REQUIREMENT:
Report only the number of lines in the records that contain the word "Paora".

RECORDS SUPPLIED:
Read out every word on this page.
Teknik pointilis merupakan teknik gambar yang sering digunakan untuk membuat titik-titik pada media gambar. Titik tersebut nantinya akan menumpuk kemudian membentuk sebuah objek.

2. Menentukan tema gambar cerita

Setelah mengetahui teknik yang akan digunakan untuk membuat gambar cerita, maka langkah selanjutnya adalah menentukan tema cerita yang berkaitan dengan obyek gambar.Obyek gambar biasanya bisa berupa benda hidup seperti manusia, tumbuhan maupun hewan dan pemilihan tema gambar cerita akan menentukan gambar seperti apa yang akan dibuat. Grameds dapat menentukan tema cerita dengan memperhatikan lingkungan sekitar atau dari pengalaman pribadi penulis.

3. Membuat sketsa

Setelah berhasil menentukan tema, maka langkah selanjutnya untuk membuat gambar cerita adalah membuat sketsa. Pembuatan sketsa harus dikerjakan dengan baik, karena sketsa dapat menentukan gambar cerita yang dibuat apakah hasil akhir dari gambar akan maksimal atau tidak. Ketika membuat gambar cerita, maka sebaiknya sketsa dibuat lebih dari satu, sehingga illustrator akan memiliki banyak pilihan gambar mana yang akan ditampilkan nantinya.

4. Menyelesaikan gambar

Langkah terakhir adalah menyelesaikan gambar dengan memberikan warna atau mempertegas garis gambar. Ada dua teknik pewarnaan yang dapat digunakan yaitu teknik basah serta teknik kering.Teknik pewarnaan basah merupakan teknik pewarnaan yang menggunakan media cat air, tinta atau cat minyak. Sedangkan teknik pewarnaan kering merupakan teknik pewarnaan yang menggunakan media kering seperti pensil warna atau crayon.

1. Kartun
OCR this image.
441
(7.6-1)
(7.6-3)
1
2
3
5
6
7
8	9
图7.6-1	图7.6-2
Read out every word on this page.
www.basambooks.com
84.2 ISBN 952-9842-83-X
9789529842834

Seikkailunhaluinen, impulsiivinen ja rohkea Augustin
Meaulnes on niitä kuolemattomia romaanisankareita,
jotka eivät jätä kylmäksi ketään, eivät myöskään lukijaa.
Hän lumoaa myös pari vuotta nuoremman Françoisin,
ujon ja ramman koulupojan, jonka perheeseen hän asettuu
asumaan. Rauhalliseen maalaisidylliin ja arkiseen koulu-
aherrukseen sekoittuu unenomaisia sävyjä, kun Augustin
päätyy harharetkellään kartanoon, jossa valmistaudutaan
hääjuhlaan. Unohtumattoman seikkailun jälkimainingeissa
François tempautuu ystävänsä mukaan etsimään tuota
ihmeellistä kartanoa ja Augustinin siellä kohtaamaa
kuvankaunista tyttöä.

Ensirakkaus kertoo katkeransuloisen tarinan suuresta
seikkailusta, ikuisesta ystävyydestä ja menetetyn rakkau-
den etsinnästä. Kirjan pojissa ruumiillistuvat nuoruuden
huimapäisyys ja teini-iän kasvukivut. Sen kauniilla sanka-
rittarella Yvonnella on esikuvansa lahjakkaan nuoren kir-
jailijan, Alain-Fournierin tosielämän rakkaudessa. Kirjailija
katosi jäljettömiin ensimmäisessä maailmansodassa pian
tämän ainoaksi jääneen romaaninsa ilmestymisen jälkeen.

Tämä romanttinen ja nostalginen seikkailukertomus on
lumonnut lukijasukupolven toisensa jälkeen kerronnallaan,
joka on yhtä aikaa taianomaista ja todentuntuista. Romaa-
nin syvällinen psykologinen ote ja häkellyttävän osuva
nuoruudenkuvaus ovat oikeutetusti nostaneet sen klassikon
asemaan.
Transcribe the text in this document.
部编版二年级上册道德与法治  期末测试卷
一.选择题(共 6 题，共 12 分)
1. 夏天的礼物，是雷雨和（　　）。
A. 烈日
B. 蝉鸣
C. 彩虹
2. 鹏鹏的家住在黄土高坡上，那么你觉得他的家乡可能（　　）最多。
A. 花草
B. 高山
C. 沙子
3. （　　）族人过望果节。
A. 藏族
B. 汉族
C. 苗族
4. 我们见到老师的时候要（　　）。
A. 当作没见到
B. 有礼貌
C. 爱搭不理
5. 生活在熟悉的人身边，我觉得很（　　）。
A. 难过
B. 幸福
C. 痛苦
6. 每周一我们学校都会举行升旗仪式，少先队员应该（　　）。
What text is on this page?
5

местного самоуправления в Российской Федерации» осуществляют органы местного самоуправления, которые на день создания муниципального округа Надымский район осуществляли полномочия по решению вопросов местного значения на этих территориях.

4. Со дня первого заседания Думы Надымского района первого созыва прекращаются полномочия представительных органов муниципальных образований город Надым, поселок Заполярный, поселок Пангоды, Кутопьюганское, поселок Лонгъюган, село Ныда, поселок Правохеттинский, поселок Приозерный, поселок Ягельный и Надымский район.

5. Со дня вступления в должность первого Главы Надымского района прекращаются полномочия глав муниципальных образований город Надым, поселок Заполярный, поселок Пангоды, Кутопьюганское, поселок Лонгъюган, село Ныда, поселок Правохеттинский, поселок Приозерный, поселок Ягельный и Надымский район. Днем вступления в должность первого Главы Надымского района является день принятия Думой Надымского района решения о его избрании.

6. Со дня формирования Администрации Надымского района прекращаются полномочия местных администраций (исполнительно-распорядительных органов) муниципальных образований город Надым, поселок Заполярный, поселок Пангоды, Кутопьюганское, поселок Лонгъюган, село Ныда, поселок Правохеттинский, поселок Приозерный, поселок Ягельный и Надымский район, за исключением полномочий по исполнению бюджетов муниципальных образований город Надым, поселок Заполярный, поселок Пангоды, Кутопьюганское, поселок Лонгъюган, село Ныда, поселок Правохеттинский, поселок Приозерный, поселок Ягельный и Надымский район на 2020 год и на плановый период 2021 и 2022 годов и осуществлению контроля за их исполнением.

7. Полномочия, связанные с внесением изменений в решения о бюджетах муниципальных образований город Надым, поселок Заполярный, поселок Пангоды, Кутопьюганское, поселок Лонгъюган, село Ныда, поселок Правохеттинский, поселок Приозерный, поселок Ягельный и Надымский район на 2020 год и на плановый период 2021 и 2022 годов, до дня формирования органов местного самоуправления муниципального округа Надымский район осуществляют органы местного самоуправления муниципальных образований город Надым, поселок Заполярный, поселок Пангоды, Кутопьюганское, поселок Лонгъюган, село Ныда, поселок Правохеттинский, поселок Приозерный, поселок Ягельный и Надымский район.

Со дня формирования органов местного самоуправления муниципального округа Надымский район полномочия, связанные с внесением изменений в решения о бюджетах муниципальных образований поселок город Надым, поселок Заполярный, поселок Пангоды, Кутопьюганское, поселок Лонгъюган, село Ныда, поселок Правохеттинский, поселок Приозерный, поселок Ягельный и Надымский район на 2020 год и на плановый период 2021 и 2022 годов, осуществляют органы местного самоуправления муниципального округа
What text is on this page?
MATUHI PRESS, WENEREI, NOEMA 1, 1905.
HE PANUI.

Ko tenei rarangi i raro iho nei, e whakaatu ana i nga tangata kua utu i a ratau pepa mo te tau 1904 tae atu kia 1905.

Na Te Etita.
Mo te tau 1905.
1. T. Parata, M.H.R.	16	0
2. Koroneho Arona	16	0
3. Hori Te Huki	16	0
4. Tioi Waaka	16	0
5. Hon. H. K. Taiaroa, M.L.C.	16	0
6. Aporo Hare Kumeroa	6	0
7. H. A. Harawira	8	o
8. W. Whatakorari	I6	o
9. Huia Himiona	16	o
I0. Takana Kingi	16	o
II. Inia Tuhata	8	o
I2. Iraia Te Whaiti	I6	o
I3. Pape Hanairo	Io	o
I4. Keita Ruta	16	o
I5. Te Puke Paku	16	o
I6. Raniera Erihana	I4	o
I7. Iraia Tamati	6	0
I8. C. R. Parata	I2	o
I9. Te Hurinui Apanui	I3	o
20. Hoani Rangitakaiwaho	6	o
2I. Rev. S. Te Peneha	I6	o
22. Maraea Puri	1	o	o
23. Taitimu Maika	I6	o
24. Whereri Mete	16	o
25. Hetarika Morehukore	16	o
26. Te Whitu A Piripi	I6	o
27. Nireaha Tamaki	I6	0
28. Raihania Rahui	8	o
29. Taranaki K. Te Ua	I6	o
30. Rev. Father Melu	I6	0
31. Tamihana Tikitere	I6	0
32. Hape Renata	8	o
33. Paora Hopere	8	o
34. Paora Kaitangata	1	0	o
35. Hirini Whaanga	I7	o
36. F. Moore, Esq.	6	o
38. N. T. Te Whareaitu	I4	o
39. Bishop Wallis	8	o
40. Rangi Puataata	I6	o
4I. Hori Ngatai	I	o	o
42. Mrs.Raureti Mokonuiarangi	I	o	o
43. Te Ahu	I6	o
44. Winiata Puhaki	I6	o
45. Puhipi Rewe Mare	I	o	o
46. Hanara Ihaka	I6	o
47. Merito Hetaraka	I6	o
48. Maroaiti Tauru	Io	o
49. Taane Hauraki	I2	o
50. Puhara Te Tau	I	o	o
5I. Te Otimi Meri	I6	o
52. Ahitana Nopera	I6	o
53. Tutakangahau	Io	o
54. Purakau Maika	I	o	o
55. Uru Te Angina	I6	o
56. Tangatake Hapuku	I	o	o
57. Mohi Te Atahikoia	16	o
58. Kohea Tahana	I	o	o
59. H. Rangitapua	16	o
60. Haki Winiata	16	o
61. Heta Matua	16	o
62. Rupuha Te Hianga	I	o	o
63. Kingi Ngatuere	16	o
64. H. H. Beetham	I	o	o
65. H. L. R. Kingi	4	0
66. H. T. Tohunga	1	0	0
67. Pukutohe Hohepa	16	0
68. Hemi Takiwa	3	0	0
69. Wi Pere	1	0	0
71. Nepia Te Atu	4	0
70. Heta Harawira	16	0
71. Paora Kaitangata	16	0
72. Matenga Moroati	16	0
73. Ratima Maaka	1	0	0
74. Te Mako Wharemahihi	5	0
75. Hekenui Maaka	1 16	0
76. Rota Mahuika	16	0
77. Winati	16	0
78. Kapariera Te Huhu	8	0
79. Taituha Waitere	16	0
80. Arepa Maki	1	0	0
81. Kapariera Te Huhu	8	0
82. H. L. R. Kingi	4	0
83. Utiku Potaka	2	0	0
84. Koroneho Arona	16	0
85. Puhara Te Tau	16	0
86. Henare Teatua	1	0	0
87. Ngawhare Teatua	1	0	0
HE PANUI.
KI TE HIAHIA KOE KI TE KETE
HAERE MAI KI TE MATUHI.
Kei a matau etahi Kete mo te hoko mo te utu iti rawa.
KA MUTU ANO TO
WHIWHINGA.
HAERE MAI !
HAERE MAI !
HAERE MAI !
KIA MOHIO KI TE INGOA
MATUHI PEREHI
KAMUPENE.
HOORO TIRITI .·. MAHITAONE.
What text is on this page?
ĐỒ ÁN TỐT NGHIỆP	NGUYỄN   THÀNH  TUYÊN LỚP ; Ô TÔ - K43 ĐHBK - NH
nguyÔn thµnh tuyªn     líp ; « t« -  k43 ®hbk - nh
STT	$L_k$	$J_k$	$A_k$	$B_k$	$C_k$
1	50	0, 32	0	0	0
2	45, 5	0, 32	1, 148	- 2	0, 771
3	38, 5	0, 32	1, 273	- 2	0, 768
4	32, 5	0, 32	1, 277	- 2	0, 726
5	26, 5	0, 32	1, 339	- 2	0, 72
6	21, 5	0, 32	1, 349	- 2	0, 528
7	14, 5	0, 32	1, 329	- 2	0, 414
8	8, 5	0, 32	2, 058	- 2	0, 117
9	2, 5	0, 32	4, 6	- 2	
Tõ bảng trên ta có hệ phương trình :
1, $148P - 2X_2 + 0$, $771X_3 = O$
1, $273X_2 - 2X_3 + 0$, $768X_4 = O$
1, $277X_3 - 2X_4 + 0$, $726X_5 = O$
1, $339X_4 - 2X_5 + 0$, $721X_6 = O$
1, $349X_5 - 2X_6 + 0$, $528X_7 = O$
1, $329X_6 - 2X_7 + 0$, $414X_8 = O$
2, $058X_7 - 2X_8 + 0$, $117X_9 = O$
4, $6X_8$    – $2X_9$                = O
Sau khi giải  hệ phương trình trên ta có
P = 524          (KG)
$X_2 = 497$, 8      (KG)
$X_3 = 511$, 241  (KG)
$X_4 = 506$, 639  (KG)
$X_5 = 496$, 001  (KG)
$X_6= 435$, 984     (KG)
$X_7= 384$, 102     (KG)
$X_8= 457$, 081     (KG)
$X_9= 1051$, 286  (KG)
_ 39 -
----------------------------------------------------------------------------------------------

SOLUTION TO THE PROBLEM:
3